◆ WORK TO BE COMPLETED ◆
Starting at the line that contains "Give me a plain-text", quote each line exactly through the last line of the entries, both included.

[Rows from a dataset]
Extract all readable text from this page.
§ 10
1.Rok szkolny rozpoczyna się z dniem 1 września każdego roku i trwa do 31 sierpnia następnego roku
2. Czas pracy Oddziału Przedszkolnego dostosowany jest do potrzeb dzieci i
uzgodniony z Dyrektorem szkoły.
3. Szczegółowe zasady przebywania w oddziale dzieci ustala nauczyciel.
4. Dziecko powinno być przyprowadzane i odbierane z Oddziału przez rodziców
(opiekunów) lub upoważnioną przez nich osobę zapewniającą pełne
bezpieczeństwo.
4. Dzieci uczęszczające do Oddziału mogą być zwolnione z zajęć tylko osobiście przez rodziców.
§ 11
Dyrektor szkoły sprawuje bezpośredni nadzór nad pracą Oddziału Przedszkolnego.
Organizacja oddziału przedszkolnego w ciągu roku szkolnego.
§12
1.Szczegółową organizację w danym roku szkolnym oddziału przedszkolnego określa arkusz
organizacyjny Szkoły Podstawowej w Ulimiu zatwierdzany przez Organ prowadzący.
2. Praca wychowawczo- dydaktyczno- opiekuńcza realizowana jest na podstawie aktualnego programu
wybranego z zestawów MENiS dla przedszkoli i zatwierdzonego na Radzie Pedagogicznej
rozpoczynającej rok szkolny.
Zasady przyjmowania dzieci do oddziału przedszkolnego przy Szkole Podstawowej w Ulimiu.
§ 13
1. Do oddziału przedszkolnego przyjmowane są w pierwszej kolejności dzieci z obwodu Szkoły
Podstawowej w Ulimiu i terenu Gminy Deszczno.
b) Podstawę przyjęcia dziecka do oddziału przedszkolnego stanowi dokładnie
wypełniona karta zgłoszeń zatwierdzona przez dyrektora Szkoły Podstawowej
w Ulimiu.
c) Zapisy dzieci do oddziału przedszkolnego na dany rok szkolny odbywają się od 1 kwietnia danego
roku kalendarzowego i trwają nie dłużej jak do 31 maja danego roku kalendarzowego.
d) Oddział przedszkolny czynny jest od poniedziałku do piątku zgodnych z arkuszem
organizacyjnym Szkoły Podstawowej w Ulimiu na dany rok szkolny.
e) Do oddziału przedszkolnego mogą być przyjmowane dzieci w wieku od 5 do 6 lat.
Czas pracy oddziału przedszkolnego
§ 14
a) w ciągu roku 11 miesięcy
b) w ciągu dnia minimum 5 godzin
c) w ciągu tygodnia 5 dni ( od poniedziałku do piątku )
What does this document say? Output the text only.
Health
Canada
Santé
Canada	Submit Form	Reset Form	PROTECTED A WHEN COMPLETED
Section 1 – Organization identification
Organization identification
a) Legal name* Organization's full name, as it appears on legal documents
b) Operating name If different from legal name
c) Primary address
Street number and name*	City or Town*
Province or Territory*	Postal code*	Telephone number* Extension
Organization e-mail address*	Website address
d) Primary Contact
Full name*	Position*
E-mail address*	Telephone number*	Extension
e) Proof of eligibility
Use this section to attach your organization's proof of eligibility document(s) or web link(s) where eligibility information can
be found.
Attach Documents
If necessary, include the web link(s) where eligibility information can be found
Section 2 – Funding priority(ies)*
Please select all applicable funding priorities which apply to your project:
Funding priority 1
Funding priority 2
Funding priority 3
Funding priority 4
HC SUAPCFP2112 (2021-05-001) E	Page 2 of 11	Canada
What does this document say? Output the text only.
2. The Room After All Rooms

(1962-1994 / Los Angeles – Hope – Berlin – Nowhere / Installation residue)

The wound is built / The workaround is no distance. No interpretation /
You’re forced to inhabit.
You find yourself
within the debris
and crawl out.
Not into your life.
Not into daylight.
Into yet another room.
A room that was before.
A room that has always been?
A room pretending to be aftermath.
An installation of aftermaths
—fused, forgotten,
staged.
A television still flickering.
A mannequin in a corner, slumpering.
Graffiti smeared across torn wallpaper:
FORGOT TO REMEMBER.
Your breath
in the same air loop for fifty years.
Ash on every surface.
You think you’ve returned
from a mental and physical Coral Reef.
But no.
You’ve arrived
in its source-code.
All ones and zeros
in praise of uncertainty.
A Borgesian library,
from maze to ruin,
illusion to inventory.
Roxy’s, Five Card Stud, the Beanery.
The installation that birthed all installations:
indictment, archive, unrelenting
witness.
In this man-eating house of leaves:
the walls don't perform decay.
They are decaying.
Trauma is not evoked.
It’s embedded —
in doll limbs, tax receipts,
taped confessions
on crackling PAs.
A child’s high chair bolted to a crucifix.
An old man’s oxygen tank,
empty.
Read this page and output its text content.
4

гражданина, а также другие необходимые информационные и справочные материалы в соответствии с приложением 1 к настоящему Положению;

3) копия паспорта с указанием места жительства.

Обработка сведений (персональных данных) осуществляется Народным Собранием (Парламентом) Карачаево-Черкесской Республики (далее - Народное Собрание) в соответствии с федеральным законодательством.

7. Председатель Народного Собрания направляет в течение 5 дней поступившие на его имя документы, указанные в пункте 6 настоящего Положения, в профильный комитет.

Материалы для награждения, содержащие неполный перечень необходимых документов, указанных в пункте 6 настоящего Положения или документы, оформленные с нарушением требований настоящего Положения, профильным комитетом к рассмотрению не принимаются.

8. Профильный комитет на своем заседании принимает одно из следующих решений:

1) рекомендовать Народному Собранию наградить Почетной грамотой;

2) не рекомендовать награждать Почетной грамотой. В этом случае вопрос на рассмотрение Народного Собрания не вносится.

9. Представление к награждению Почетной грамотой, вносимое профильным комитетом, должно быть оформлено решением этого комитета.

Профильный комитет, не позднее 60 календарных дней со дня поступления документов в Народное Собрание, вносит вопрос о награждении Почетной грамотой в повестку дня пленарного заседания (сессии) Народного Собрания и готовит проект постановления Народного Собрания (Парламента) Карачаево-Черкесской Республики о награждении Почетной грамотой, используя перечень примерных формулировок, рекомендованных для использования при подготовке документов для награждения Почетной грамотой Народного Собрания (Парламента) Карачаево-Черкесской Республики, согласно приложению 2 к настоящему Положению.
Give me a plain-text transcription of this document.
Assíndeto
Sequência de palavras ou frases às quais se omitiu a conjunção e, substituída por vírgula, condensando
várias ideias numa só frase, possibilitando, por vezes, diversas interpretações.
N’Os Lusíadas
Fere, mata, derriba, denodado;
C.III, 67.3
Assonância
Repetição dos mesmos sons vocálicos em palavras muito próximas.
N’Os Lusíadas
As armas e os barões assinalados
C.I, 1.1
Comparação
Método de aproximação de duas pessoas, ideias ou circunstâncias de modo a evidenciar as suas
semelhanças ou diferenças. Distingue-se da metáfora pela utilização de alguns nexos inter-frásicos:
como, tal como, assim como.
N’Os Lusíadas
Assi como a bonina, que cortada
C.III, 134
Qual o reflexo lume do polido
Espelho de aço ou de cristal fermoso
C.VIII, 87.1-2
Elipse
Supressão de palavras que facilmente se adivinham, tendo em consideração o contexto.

◆ FINAL RESULT ◆
Give me a plain-text transcription of this document.
Assíndeto
Sequência de palavras ou frases às quais se omitiu a conjunção e, substituída por vírgula, condensando
várias ideias numa só frase, possibilitando, por vezes, diversas interpretações.
N’Os Lusíadas
Fere, mata, derriba, denodado;
C.III, 67.3
Assonância
Repetição dos mesmos sons vocálicos em palavras muito próximas.
N’Os Lusíadas
As armas e os barões assinalados
C.I, 1.1
Comparação
Método de aproximação de duas pessoas, ideias ou circunstâncias de modo a evidenciar as suas
semelhanças ou diferenças. Distingue-se da metáfora pela utilização de alguns nexos inter-frásicos:
como, tal como, assim como.
N’Os Lusíadas
Assi como a bonina, que cortada
C.III, 134
Qual o reflexo lume do polido
Espelho de aço ou de cristal fermoso
C.VIII, 87.1-2
Elipse
Supressão de palavras que facilmente se adivinham, tendo em consideração o contexto.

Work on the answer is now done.